Entries from a dataset
════════════════

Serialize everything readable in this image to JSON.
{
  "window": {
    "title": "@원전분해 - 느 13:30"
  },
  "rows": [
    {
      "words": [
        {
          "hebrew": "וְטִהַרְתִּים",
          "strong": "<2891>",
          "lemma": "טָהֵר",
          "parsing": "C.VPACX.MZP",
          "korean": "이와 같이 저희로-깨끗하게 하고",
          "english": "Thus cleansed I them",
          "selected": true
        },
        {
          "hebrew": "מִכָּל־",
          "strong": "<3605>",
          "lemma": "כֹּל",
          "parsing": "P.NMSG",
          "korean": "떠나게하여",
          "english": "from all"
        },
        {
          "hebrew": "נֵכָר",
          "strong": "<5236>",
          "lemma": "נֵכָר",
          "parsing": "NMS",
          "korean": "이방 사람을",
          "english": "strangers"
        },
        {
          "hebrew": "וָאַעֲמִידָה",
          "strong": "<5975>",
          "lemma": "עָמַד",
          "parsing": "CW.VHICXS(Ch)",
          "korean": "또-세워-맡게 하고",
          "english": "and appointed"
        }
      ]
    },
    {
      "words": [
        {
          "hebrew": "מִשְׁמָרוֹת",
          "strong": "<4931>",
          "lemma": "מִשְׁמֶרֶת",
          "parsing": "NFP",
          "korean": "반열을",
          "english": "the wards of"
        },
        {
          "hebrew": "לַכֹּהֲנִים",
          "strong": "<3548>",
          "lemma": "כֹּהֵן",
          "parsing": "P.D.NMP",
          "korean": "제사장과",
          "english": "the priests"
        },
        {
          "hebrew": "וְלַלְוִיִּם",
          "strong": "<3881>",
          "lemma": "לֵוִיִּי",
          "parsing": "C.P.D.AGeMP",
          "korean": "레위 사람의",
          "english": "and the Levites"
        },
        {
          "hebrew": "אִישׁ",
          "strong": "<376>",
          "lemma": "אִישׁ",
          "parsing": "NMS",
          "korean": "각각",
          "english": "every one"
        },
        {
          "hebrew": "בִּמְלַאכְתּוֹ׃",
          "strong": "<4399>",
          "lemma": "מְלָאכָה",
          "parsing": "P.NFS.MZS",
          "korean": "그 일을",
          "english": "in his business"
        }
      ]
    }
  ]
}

════════════════

Objective: Return what is listed above, exactly and completely.

Expected answer:
Serialize everything readable in this image to JSON.
{
  "window": {
    "title": "@원전분해 - 느 13:30"
  },
  "rows": [
    {
      "words": [
        {
          "hebrew": "וְטִהַרְתִּים",
          "strong": "<2891>",
          "lemma": "טָהֵר",
          "parsing": "C.VPACX.MZP",
          "korean": "이와 같이 저희로-깨끗하게 하고",
          "english": "Thus cleansed I them",
          "selected": true
        },
        {
          "hebrew": "מִכָּל־",
          "strong": "<3605>",
          "lemma": "כֹּל",
          "parsing": "P.NMSG",
          "korean": "떠나게하여",
          "english": "from all"
        },
        {
          "hebrew": "נֵכָר",
          "strong": "<5236>",
          "lemma": "נֵכָר",
          "parsing": "NMS",
          "korean": "이방 사람을",
          "english": "strangers"
        },
        {
          "hebrew": "וָאַעֲמִידָה",
          "strong": "<5975>",
          "lemma": "עָמַד",
          "parsing": "CW.VHICXS(Ch)",
          "korean": "또-세워-맡게 하고",
          "english": "and appointed"
        }
      ]
    },
    {
      "words": [
        {
          "hebrew": "מִשְׁמָרוֹת",
          "strong": "<4931>",
          "lemma": "מִשְׁמֶרֶת",
          "parsing": "NFP",
          "korean": "반열을",
          "english": "the wards of"
        },
        {
          "hebrew": "לַכֹּהֲנִים",
          "strong": "<3548>",
          "lemma": "כֹּהֵן",
          "parsing": "P.D.NMP",
          "korean": "제사장과",
          "english": "the priests"
        },
        {
          "hebrew": "וְלַלְוִיִּם",
          "strong": "<3881>",
          "lemma": "לֵוִיִּי",
          "parsing": "C.P.D.AGeMP",
          "korean": "레위 사람의",
          "english": "and the Levites"
        },
        {
          "hebrew": "אִישׁ",
          "strong": "<376>",
          "lemma": "אִישׁ",
          "parsing": "NMS",
          "korean": "각각",
          "english": "every one"
        },
        {
          "hebrew": "בִּמְלַאכְתּוֹ׃",
          "strong": "<4399>",
          "lemma": "מְלָאכָה",
          "parsing": "P.NFS.MZS",
          "korean": "그 일을",
          "english": "in his business"
        }
      ]
    }
  ]
}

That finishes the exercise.